▶ [Work to complete]
Where a line contains the word "icon", copy that line in full.

Stored data
☆ ☆ ☆ ☆ ☆
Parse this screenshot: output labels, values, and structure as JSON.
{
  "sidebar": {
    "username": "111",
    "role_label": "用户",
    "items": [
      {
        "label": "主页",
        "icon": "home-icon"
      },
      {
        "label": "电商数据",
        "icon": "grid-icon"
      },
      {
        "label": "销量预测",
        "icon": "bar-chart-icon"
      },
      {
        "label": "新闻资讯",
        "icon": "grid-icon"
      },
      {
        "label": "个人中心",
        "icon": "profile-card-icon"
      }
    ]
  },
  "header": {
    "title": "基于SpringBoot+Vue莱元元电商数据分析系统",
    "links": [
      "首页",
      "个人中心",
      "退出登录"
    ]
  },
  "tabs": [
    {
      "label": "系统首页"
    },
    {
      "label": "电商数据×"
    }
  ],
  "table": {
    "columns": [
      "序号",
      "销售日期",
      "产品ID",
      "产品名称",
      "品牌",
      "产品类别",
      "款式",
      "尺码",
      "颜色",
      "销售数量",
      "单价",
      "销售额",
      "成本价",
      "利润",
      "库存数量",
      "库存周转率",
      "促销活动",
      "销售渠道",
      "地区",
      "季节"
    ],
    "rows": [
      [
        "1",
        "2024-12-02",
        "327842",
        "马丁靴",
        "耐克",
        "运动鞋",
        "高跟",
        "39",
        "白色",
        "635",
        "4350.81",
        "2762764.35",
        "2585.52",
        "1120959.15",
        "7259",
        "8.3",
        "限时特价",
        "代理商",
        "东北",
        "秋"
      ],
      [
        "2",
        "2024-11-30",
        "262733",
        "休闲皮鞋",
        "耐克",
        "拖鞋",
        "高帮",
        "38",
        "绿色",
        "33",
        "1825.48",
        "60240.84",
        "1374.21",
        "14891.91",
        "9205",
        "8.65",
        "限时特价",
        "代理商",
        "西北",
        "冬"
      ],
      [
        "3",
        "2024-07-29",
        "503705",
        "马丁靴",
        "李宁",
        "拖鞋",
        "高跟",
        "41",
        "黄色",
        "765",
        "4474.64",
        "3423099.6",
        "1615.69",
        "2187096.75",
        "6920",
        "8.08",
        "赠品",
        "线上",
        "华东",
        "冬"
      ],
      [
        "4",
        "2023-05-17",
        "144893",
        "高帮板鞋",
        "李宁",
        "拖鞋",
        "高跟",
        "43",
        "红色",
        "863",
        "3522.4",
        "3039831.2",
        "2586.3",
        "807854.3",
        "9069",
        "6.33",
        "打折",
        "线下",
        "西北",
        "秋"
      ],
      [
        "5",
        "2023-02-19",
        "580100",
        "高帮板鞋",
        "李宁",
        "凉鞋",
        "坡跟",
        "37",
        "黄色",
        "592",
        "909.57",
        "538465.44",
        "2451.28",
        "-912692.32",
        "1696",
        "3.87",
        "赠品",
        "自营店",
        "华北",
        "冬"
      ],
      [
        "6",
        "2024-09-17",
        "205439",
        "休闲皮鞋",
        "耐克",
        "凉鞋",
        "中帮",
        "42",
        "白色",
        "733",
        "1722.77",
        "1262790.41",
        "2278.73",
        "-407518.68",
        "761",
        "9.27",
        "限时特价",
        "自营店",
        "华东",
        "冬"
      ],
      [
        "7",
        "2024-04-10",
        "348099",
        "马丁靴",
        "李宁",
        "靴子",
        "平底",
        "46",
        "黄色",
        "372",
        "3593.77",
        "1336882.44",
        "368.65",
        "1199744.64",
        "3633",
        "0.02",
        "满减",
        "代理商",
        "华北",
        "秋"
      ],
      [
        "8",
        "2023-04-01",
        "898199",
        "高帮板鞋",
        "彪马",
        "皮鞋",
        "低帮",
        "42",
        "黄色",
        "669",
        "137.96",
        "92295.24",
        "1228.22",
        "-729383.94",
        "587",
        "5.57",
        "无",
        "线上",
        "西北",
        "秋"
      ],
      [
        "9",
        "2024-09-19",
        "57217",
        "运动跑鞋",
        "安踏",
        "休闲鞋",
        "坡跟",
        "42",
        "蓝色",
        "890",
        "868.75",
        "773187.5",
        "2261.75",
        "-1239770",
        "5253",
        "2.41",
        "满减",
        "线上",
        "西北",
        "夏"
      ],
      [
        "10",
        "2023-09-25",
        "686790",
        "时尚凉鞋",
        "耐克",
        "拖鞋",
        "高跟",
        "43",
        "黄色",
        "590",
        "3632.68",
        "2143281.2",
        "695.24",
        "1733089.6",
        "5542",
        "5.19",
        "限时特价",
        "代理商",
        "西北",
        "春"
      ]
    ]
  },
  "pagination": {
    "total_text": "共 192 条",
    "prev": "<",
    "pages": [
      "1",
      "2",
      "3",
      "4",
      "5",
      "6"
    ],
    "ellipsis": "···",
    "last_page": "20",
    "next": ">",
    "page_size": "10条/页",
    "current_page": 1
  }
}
☆ ☆ ☆ ☆ ☆
▶ [Correct answer]
        "icon": "home-icon"
        "icon": "grid-icon"
        "icon": "bar-chart-icon"
        "icon": "grid-icon"
        "icon": "profile-card-icon"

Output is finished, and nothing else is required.